▶ Your objective:
Can you copy all the data below with every "Helligkeit" replaced by "Brightness", changing nothing else and omitting the pictures?

### Data section ###

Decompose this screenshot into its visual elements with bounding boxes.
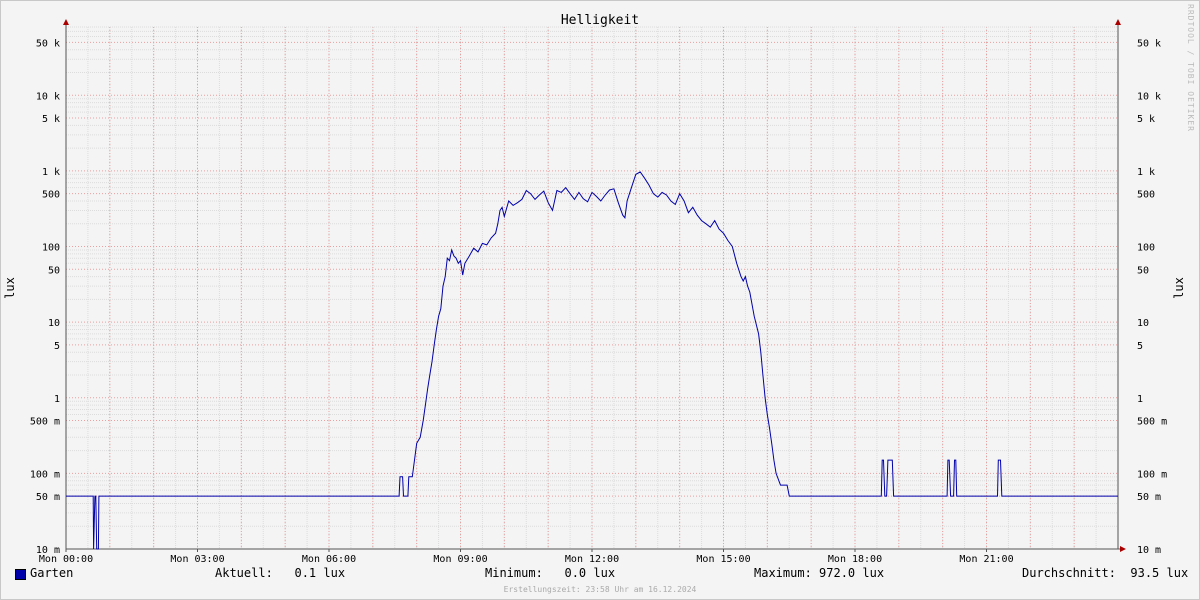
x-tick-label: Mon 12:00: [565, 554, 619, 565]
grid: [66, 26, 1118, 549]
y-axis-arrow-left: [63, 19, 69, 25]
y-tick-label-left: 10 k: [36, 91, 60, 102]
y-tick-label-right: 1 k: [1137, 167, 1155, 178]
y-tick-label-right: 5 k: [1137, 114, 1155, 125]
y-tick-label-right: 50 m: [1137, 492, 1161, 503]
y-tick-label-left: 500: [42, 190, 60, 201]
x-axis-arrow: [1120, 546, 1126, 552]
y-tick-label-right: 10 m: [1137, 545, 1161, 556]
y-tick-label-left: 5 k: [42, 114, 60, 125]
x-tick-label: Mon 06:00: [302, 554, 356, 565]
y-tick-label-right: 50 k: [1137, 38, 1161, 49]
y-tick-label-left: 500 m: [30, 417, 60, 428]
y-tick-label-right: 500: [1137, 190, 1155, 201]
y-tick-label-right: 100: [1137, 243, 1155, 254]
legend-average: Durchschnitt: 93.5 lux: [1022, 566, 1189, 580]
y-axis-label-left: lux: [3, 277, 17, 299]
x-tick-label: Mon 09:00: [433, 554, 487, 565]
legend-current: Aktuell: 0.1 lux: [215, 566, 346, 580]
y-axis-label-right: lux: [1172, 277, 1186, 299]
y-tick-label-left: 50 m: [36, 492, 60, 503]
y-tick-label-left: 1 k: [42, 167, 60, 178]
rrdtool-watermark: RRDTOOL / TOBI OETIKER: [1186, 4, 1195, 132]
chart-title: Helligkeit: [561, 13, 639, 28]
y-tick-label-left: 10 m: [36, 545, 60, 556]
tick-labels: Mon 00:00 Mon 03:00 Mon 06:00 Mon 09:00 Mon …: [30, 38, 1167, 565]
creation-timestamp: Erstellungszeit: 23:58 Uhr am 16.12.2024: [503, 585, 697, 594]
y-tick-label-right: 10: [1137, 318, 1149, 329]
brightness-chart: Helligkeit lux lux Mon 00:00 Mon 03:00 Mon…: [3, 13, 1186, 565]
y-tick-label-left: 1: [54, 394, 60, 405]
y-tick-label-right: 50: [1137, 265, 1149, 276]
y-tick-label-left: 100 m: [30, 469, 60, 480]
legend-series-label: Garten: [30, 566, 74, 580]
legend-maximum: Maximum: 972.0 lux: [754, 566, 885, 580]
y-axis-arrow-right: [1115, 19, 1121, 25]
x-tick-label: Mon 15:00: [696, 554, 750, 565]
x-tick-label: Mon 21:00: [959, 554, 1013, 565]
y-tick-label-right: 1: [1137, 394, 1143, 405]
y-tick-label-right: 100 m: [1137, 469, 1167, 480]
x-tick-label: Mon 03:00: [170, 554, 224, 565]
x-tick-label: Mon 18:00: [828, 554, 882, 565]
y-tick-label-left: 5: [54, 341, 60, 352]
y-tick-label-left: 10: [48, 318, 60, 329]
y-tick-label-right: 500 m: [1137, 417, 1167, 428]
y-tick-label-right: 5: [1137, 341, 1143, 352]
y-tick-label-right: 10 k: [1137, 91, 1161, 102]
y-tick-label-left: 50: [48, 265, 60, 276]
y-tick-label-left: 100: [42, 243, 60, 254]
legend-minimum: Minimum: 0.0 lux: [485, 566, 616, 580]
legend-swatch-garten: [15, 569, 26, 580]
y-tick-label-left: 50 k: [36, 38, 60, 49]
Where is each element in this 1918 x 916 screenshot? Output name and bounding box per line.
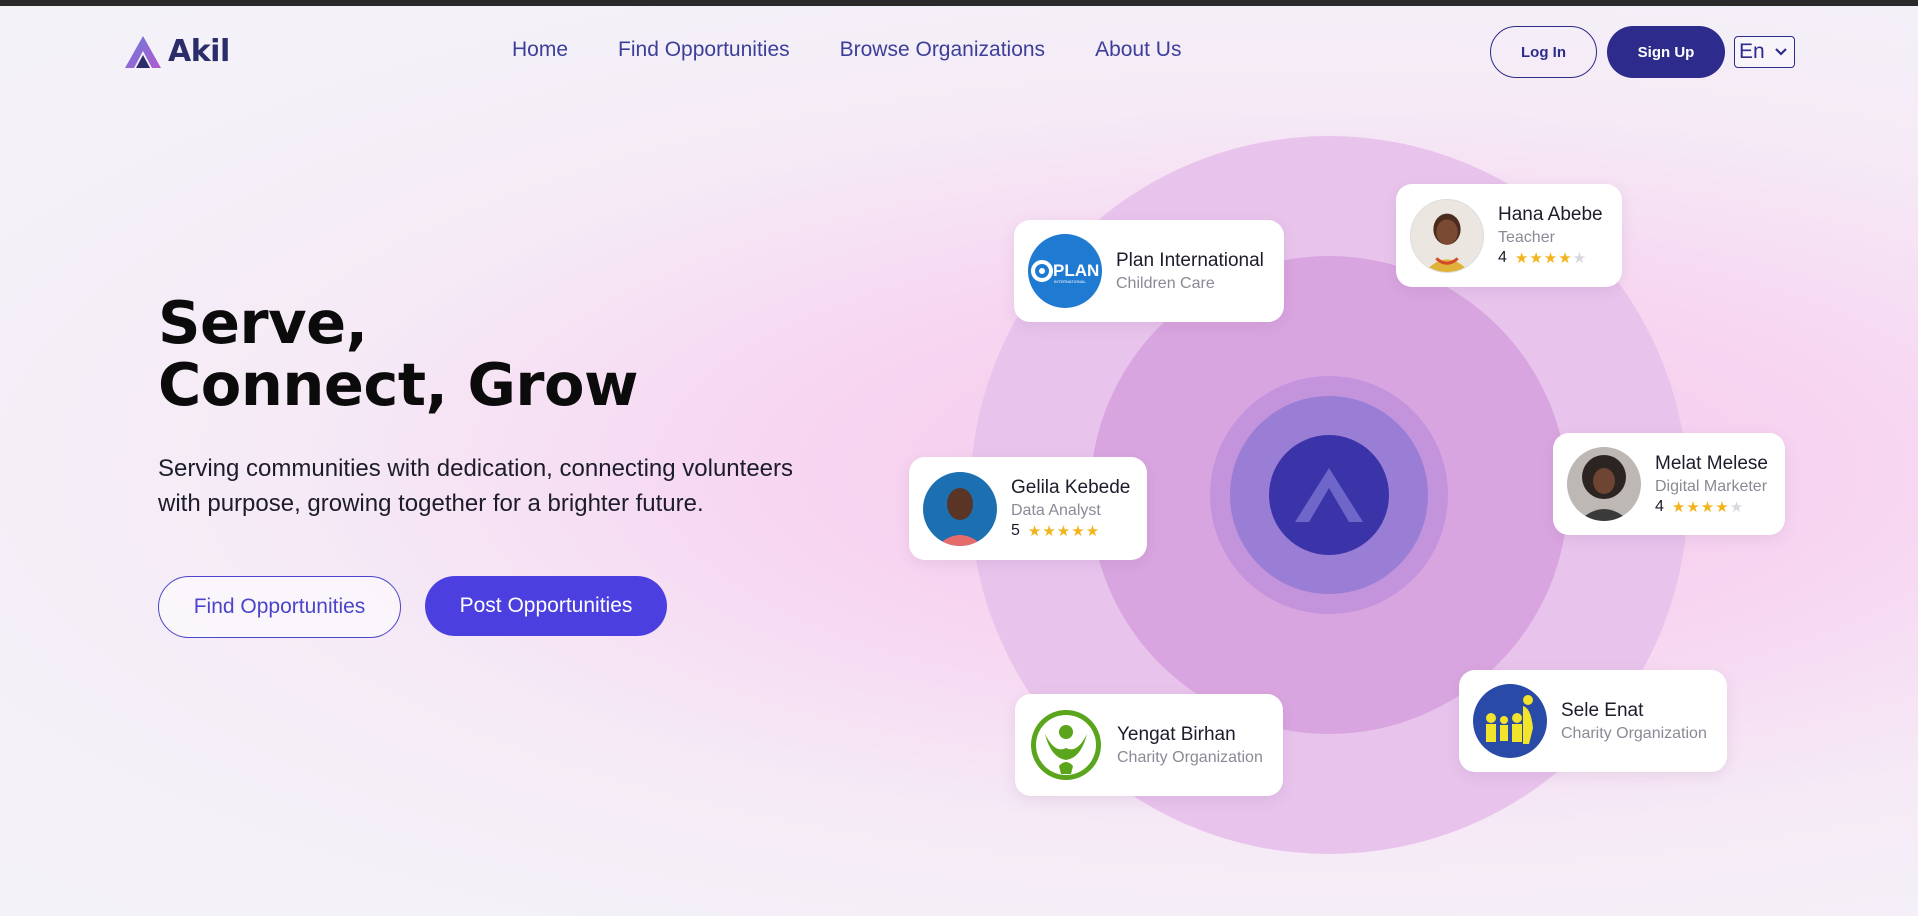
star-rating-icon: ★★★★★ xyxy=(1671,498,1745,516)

###

▶ Solution for this problem:
Decompose this screenshot into its visual elements with bounding boxes.
x-tick-label: Mon 12:00: [565, 554, 619, 565]
grid: [66, 26, 1118, 549]
y-axis-arrow-left: [63, 19, 69, 25]
y-tick-label-left: 10 k: [36, 91, 60, 102]
y-tick-label-right: 1 k: [1137, 167, 1155, 178]
y-tick-label-right: 5 k: [1137, 114, 1155, 125]
y-tick-label-right: 50 m: [1137, 492, 1161, 503]
y-tick-label-left: 500: [42, 190, 60, 201]
x-axis-arrow: [1120, 546, 1126, 552]
y-tick-label-right: 10 m: [1137, 545, 1161, 556]
y-tick-label-left: 5 k: [42, 114, 60, 125]
x-tick-label: Mon 06:00: [302, 554, 356, 565]
y-tick-label-right: 50 k: [1137, 38, 1161, 49]
y-tick-label-left: 500 m: [30, 417, 60, 428]
y-tick-label-right: 500: [1137, 190, 1155, 201]
y-tick-label-right: 100: [1137, 243, 1155, 254]
legend-average: Durchschnitt: 93.5 lux: [1022, 566, 1189, 580]
y-axis-label-left: lux: [3, 277, 17, 299]
x-tick-label: Mon 09:00: [433, 554, 487, 565]
legend-current: Aktuell: 0.1 lux: [215, 566, 346, 580]
y-axis-label-right: lux: [1172, 277, 1186, 299]
y-tick-label-left: 50 m: [36, 492, 60, 503]
y-tick-label-left: 1 k: [42, 167, 60, 178]
rrdtool-watermark: RRDTOOL / TOBI OETIKER: [1186, 4, 1195, 132]
chart-title: Brightness: [561, 13, 639, 28]
y-tick-label-left: 10 m: [36, 545, 60, 556]
tick-labels: Mon 00:00 Mon 03:00 Mon 06:00 Mon 09:00 Mon …: [30, 38, 1167, 565]
creation-timestamp: Erstellungszeit: 23:58 Uhr am 16.12.2024: [503, 585, 697, 594]
y-tick-label-right: 10: [1137, 318, 1149, 329]
brightness-chart: Brightness lux lux Mon 00:00 Mon 03:00 Mon…: [3, 13, 1186, 565]
y-tick-label-left: 1: [54, 394, 60, 405]
y-tick-label-right: 50: [1137, 265, 1149, 276]
y-tick-label-left: 100 m: [30, 469, 60, 480]
legend-series-label: Garten: [30, 566, 74, 580]
legend-maximum: Maximum: 972.0 lux: [754, 566, 885, 580]
y-axis-arrow-right: [1115, 19, 1121, 25]
x-tick-label: Mon 15:00: [696, 554, 750, 565]
x-tick-label: Mon 21:00: [959, 554, 1013, 565]
y-tick-label-right: 1: [1137, 394, 1143, 405]
y-tick-label-right: 100 m: [1137, 469, 1167, 480]
x-tick-label: Mon 03:00: [170, 554, 224, 565]
x-tick-label: Mon 18:00: [828, 554, 882, 565]
y-tick-label-left: 5: [54, 341, 60, 352]
y-tick-label-left: 10: [48, 318, 60, 329]
y-tick-label-right: 500 m: [1137, 417, 1167, 428]
y-tick-label-right: 5: [1137, 341, 1143, 352]
y-tick-label-right: 10 k: [1137, 91, 1161, 102]
y-tick-label-left: 50: [48, 265, 60, 276]
y-tick-label-left: 100: [42, 243, 60, 254]
legend-minimum: Minimum: 0.0 lux: [485, 566, 616, 580]
legend-swatch-garten: [15, 569, 26, 580]
y-tick-label-left: 50 k: [36, 38, 60, 49]
Where is each element in this 1918 x 916 screenshot? Output name and bounding box per line.
star-rating-icon: ★★★★★ xyxy=(1671,498,1745,516)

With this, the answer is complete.